Set down all of the entries word for word, omitting the images they contain.

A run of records
::::::

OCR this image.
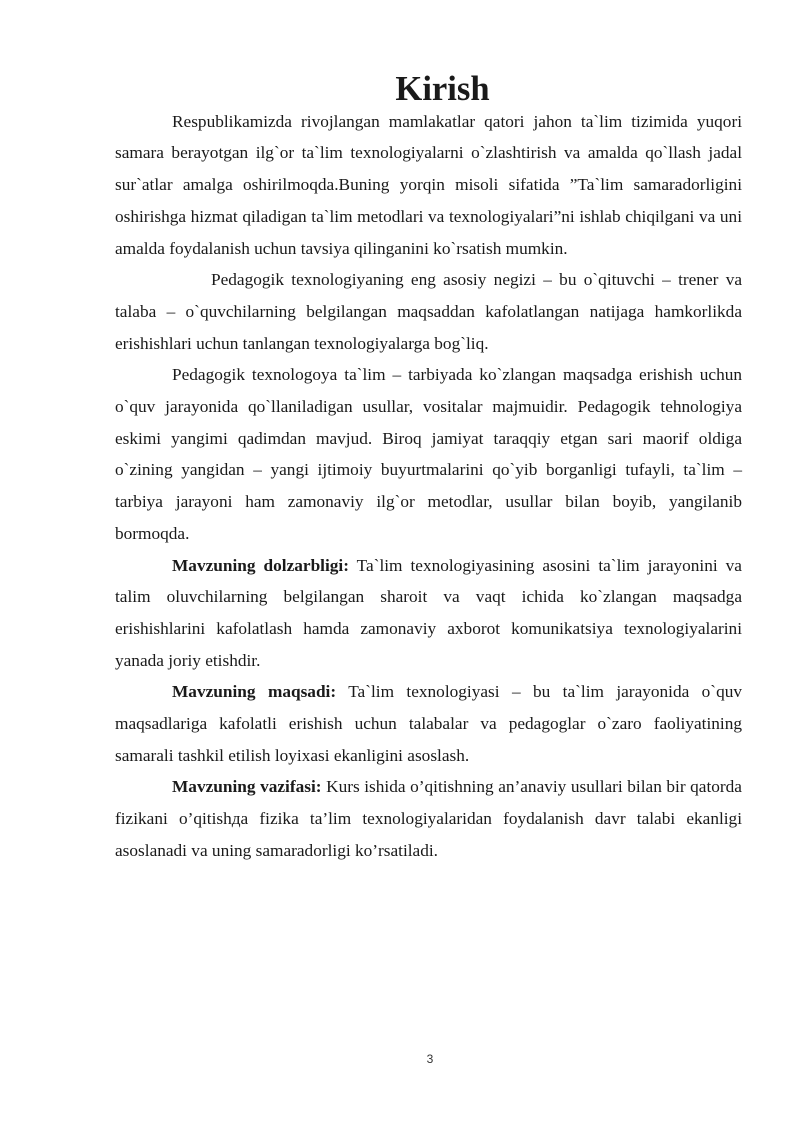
Kirish

Respublikamizda rivojlangan mamlakatlar qatori jahon ta`lim tizimida yuqori samara berayotgan ilg`or ta`lim texnologiyalarni o`zlashtirish va amalda qo`llash jadal sur`atlar amalga oshirilmoqda.Buning yorqin misoli sifatida ”Ta`lim samaradorligini oshirishga hizmat qiladigan ta`lim metodlari va texnologiyalari”ni ishlab chiqilgani va uni amalda foydalanish uchun tavsiya qilinganini ko`rsatish mumkin.

Pedagogik texnologiyaning eng asosiy negizi – bu o`qituvchi – trener va talaba – o`quvchilarning belgilangan maqsaddan kafolatlangan natijaga hamkorlikda erishishlari uchun tanlangan texnologiyalarga bog`liq.

Pedagogik texnologoya ta`lim – tarbiyada ko`zlangan maqsadga erishish uchun o`quv jarayonida qo`llaniladigan usullar, vositalar majmuidir. Pedagogik tehnologiya eskimi yangimi qadimdan mavjud. Biroq jamiyat taraqqiy etgan sari maorif oldiga o`zining yangidan – yangi ijtimoiy buyurtmalarini qo`yib borganligi tufayli, ta`lim – tarbiya jarayoni ham zamonaviy ilg`or metodlar, usullar bilan boyib, yangilanib bormoqda.

Mavzuning dolzarbligi: Ta`lim texnologiyasining asosini ta`lim jarayonini va talim oluvchilarning belgilangan sharoit va vaqt ichida ko`zlangan maqsadga erishishlarini kafolatlash hamda zamonaviy axborot komunikatsiya texnologiyalarini yanada joriy etishdir.

Mavzuning maqsadi: Ta`lim texnologiyasi – bu ta`lim jarayonida o`quv maqsadlariga kafolatli erishish uchun talabalar va pedagoglar o`zaro faoliyatining samarali tashkil etilish loyixasi ekanligini asoslash.

Mavzuning vazifasi: Kurs ishida o’qitishning an’anaviy usullari bilan bir qatorda fizikani o’qitishда fizika ta’lim texnologiyalaridan foydalanish davr talabi ekanligi asoslanadi va uning samaradorligi ko’rsatiladi.

3
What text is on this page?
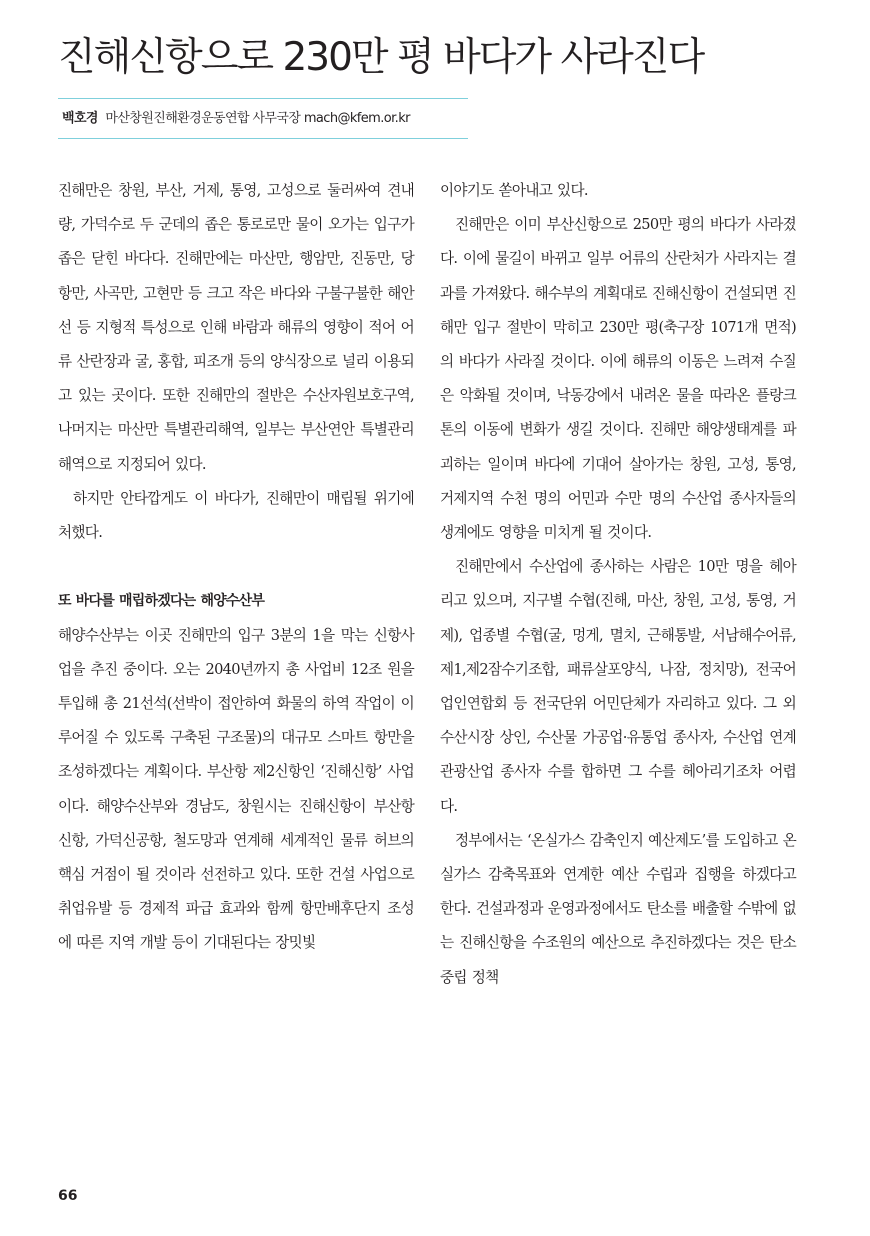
진해신항으로 230만 평 바다가 사라진다
백호경 마산창원진해환경운동연합 사무국장 mach@kfem.or.kr

진해만은 창원, 부산, 거제, 통영, 고성으로 둘러싸여 견내량, 가덕수로 두 군데의 좁은 통로로만 물이 오가는 입구가 좁은 닫힌 바다다. 진해만에는 마산만, 행암만, 진동만, 당항만, 사곡만, 고현만 등 크고 작은 바다와 구불구불한 해안선 등 지형적 특성으로 인해 바람과 해류의 영향이 적어 어류 산란장과 굴, 홍합, 피조개 등의 양식장으로 널리 이용되고 있는 곳이다. 또한 진해만의 절반은 수산자원보호구역, 나머지는 마산만 특별관리해역, 일부는 부산연안 특별관리해역으로 지정되어 있다.

하지만 안타깝게도 이 바다가, 진해만이 매립될 위기에 처했다.

또 바다를 매립하겠다는 해양수산부

해양수산부는 이곳 진해만의 입구 3분의 1을 막는 신항사업을 추진 중이다. 오는 2040년까지 총 사업비 12조 원을 투입해 총 21선석(선박이 접안하여 화물의 하역 작업이 이루어질 수 있도록 구축된 구조물)의 대규모 스마트 항만을 조성하겠다는 계획이다. 부산항 제2신항인 ‘진해신항’ 사업이다. 해양수산부와 경남도, 창원시는 진해신항이 부산항 신항, 가덕신공항, 철도망과 연계해 세계적인 물류 허브의 핵심 거점이 될 것이라 선전하고 있다. 또한 건설 사업으로 취업유발 등 경제적 파급 효과와 함께 항만배후단지 조성에 따른 지역 개발 등이 기대된다는 장밋빛

이야기도 쏟아내고 있다.

진해만은 이미 부산신항으로 250만 평의 바다가 사라졌다. 이에 물길이 바뀌고 일부 어류의 산란처가 사라지는 결과를 가져왔다. 해수부의 계획대로 진해신항이 건설되면 진해만 입구 절반이 막히고 230만 평(축구장 1071개 면적)의 바다가 사라질 것이다. 이에 해류의 이동은 느려져 수질은 악화될 것이며, 낙동강에서 내려온 물을 따라온 플랑크톤의 이동에 변화가 생길 것이다. 진해만 해양생태계를 파괴하는 일이며 바다에 기대어 살아가는 창원, 고성, 통영, 거제지역 수천 명의 어민과 수만 명의 수산업 종사자들의 생계에도 영향을 미치게 될 것이다.

진해만에서 수산업에 종사하는 사람은 10만 명을 헤아리고 있으며, 지구별 수협(진해, 마산, 창원, 고성, 통영, 거제), 업종별 수협(굴, 멍게, 멸치, 근해통발, 서남해수어류, 제1,제2잠수기조합, 패류살포양식, 나잠, 정치망), 전국어업인연합회 등 전국단위 어민단체가 자리하고 있다. 그 외 수산시장 상인, 수산물 가공업·유통업 종사자, 수산업 연계 관광산업 종사자 수를 합하면 그 수를 헤아리기조차 어렵다.

정부에서는 ‘온실가스 감축인지 예산제도’를 도입하고 온실가스 감축목표와 연계한 예산 수립과 집행을 하겠다고 한다. 건설과정과 운영과정에서도 탄소를 배출할 수밖에 없는 진해신항을 수조원의 예산으로 추진하겠다는 것은 탄소중립 정책

66
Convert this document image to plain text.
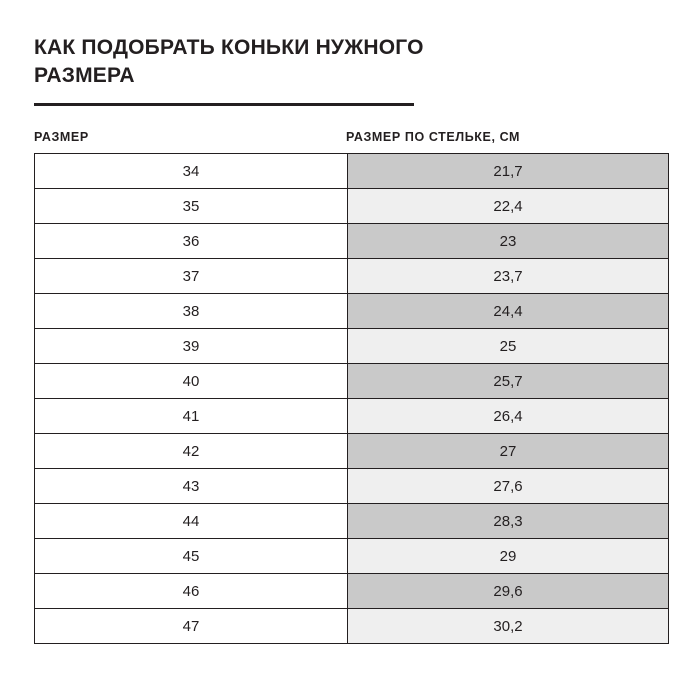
КАК ПОДОБРАТЬ КОНЬКИ НУЖНОГО РАЗМЕРА
РАЗМЕР	РАЗМЕР ПО СТЕЛЬКЕ, СМ
34	21,7
35	22,4
36	23
37	23,7
38	24,4
39	25
40	25,7
41	26,4
42	27
43	27,6
44	28,3
45	29
46	29,6
47	30,2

::::::

COMPLETED EXERCISE:
OCR this image.
Kirish

Respublikamizda rivojlangan mamlakatlar qatori jahon ta`lim tizimida yuqori samara berayotgan ilg`or ta`lim texnologiyalarni o`zlashtirish va amalda qo`llash jadal sur`atlar amalga oshirilmoqda.Buning yorqin misoli sifatida ”Ta`lim samaradorligini oshirishga hizmat qiladigan ta`lim metodlari va texnologiyalari”ni ishlab chiqilgani va uni amalda foydalanish uchun tavsiya qilinganini ko`rsatish mumkin.

Pedagogik texnologiyaning eng asosiy negizi – bu o`qituvchi – trener va talaba – o`quvchilarning belgilangan maqsaddan kafolatlangan natijaga hamkorlikda erishishlari uchun tanlangan texnologiyalarga bog`liq.

Pedagogik texnologoya ta`lim – tarbiyada ko`zlangan maqsadga erishish uchun o`quv jarayonida qo`llaniladigan usullar, vositalar majmuidir. Pedagogik tehnologiya eskimi yangimi qadimdan mavjud. Biroq jamiyat taraqqiy etgan sari maorif oldiga o`zining yangidan – yangi ijtimoiy buyurtmalarini qo`yib borganligi tufayli, ta`lim – tarbiya jarayoni ham zamonaviy ilg`or metodlar, usullar bilan boyib, yangilanib bormoqda.

Mavzuning dolzarbligi: Ta`lim texnologiyasining asosini ta`lim jarayonini va talim oluvchilarning belgilangan sharoit va vaqt ichida ko`zlangan maqsadga erishishlarini kafolatlash hamda zamonaviy axborot komunikatsiya texnologiyalarini yanada joriy etishdir.

Mavzuning maqsadi: Ta`lim texnologiyasi – bu ta`lim jarayonida o`quv maqsadlariga kafolatli erishish uchun talabalar va pedagoglar o`zaro faoliyatining samarali tashkil etilish loyixasi ekanligini asoslash.

Mavzuning vazifasi: Kurs ishida o’qitishning an’anaviy usullari bilan bir qatorda fizikani o’qitishда fizika ta’lim texnologiyalaridan foydalanish davr talabi ekanligi asoslanadi va uning samaradorligi ko’rsatiladi.

3
What text is on this page?
진해신항으로 230만 평 바다가 사라진다
백호경 마산창원진해환경운동연합 사무국장 mach@kfem.or.kr

진해만은 창원, 부산, 거제, 통영, 고성으로 둘러싸여 견내량, 가덕수로 두 군데의 좁은 통로로만 물이 오가는 입구가 좁은 닫힌 바다다. 진해만에는 마산만, 행암만, 진동만, 당항만, 사곡만, 고현만 등 크고 작은 바다와 구불구불한 해안선 등 지형적 특성으로 인해 바람과 해류의 영향이 적어 어류 산란장과 굴, 홍합, 피조개 등의 양식장으로 널리 이용되고 있는 곳이다. 또한 진해만의 절반은 수산자원보호구역, 나머지는 마산만 특별관리해역, 일부는 부산연안 특별관리해역으로 지정되어 있다.

하지만 안타깝게도 이 바다가, 진해만이 매립될 위기에 처했다.

또 바다를 매립하겠다는 해양수산부

해양수산부는 이곳 진해만의 입구 3분의 1을 막는 신항사업을 추진 중이다. 오는 2040년까지 총 사업비 12조 원을 투입해 총 21선석(선박이 접안하여 화물의 하역 작업이 이루어질 수 있도록 구축된 구조물)의 대규모 스마트 항만을 조성하겠다는 계획이다. 부산항 제2신항인 ‘진해신항’ 사업이다. 해양수산부와 경남도, 창원시는 진해신항이 부산항 신항, 가덕신공항, 철도망과 연계해 세계적인 물류 허브의 핵심 거점이 될 것이라 선전하고 있다. 또한 건설 사업으로 취업유발 등 경제적 파급 효과와 함께 항만배후단지 조성에 따른 지역 개발 등이 기대된다는 장밋빛

이야기도 쏟아내고 있다.

진해만은 이미 부산신항으로 250만 평의 바다가 사라졌다. 이에 물길이 바뀌고 일부 어류의 산란처가 사라지는 결과를 가져왔다. 해수부의 계획대로 진해신항이 건설되면 진해만 입구 절반이 막히고 230만 평(축구장 1071개 면적)의 바다가 사라질 것이다. 이에 해류의 이동은 느려져 수질은 악화될 것이며, 낙동강에서 내려온 물을 따라온 플랑크톤의 이동에 변화가 생길 것이다. 진해만 해양생태계를 파괴하는 일이며 바다에 기대어 살아가는 창원, 고성, 통영, 거제지역 수천 명의 어민과 수만 명의 수산업 종사자들의 생계에도 영향을 미치게 될 것이다.

진해만에서 수산업에 종사하는 사람은 10만 명을 헤아리고 있으며, 지구별 수협(진해, 마산, 창원, 고성, 통영, 거제), 업종별 수협(굴, 멍게, 멸치, 근해통발, 서남해수어류, 제1,제2잠수기조합, 패류살포양식, 나잠, 정치망), 전국어업인연합회 등 전국단위 어민단체가 자리하고 있다. 그 외 수산시장 상인, 수산물 가공업·유통업 종사자, 수산업 연계 관광산업 종사자 수를 합하면 그 수를 헤아리기조차 어렵다.

정부에서는 ‘온실가스 감축인지 예산제도’를 도입하고 온실가스 감축목표와 연계한 예산 수립과 집행을 하겠다고 한다. 건설과정과 운영과정에서도 탄소를 배출할 수밖에 없는 진해신항을 수조원의 예산으로 추진하겠다는 것은 탄소중립 정책

66
Convert this document image to plain text.
КАК ПОДОБРАТЬ КОНЬКИ НУЖНОГО РАЗМЕРА
РАЗМЕР	РАЗМЕР ПО СТЕЛЬКЕ, СМ
34	21,7
35	22,4
36	23
37	23,7
38	24,4
39	25
40	25,7
41	26,4
42	27
43	27,6
44	28,3
45	29
46	29,6
47	30,2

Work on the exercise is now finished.